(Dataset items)
★ ★ ★ ★ ★ ★ ★

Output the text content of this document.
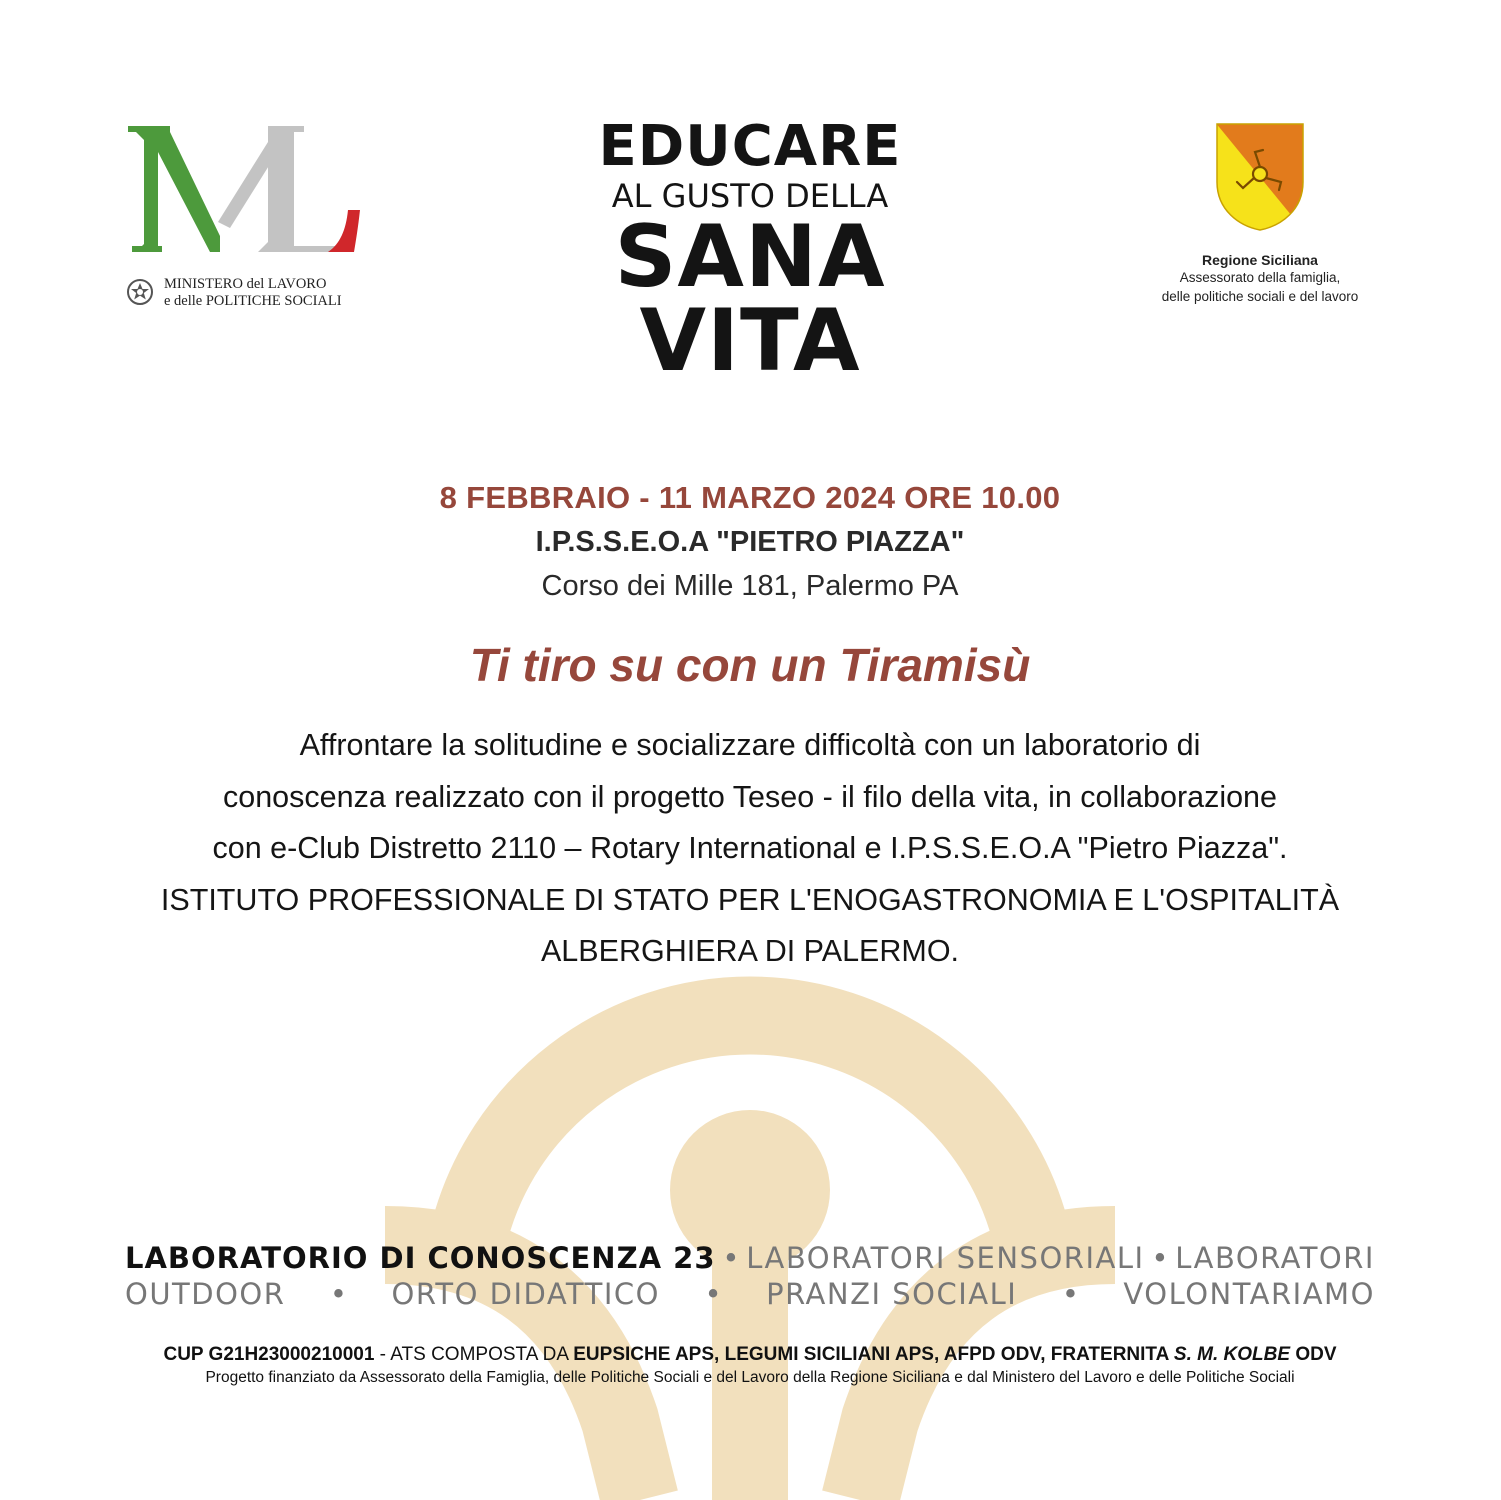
MINISTERO del LAVORO
e delle POLITICHE SOCIALI
EDUCARE
AL GUSTO DELLA
SANA
VITA
Regione Siciliana
Assessorato della famiglia,
delle politiche sociali e del lavoro
8 FEBBRAIO - 11 MARZO 2024 ORE 10.00
I.P.S.S.E.O.A "PIETRO PIAZZA"
Corso dei Mille 181, Palermo PA
Ti tiro su con un Tiramisù
Affrontare la solitudine e socializzare difficoltà con un laboratorio di
conoscenza realizzato con il progetto Teseo - il filo della vita, in collaborazione
con e-Club Distretto 2110 – Rotary International e I.P.S.S.E.O.A "Pietro Piazza".
ISTITUTO PROFESSIONALE DI STATO PER L'ENOGASTRONOMIA E L'OSPITALITÀ
ALBERGHIERA DI PALERMO.
LABORATORIO DI CONOSCENZA 23 • LABORATORI SENSORIALI • LABORATORI
OUTDOOR • ORTO DIDATTICO • PRANZI SOCIALI • VOLONTARIAMO
CUP G21H23000210001 - ATS COMPOSTA DA EUPSICHE APS, LEGUMI SICILIANI APS, AFPD ODV, FRATERNITA S. M. KOLBE ODV
Progetto finanziato da Assessorato della Famiglia, delle Politiche Sociali e del Lavoro della Regione Siciliana e dal Ministero del Lavoro e delle Politiche Sociali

★ ★ ★ ★ ★ ★ ★

Quote every record above exactly, leaving out the pictures.

Output the text content of this document.
MINISTERO del LAVORO
e delle POLITICHE SOCIALI
EDUCARE
AL GUSTO DELLA
SANA
VITA
Regione Siciliana
Assessorato della famiglia,
delle politiche sociali e del lavoro
8 FEBBRAIO - 11 MARZO 2024 ORE 10.00
I.P.S.S.E.O.A "PIETRO PIAZZA"
Corso dei Mille 181, Palermo PA
Ti tiro su con un Tiramisù
Affrontare la solitudine e socializzare difficoltà con un laboratorio di
conoscenza realizzato con il progetto Teseo - il filo della vita, in collaborazione
con e-Club Distretto 2110 – Rotary International e I.P.S.S.E.O.A "Pietro Piazza".
ISTITUTO PROFESSIONALE DI STATO PER L'ENOGASTRONOMIA E L'OSPITALITÀ
ALBERGHIERA DI PALERMO.
LABORATORIO DI CONOSCENZA 23 • LABORATORI SENSORIALI • LABORATORI
OUTDOOR • ORTO DIDATTICO • PRANZI SOCIALI • VOLONTARIAMO
CUP G21H23000210001 - ATS COMPOSTA DA EUPSICHE APS, LEGUMI SICILIANI APS, AFPD ODV, FRATERNITA S. M. KOLBE ODV
Progetto finanziato da Assessorato della Famiglia, delle Politiche Sociali e del Lavoro della Regione Siciliana e dal Ministero del Lavoro e delle Politiche Sociali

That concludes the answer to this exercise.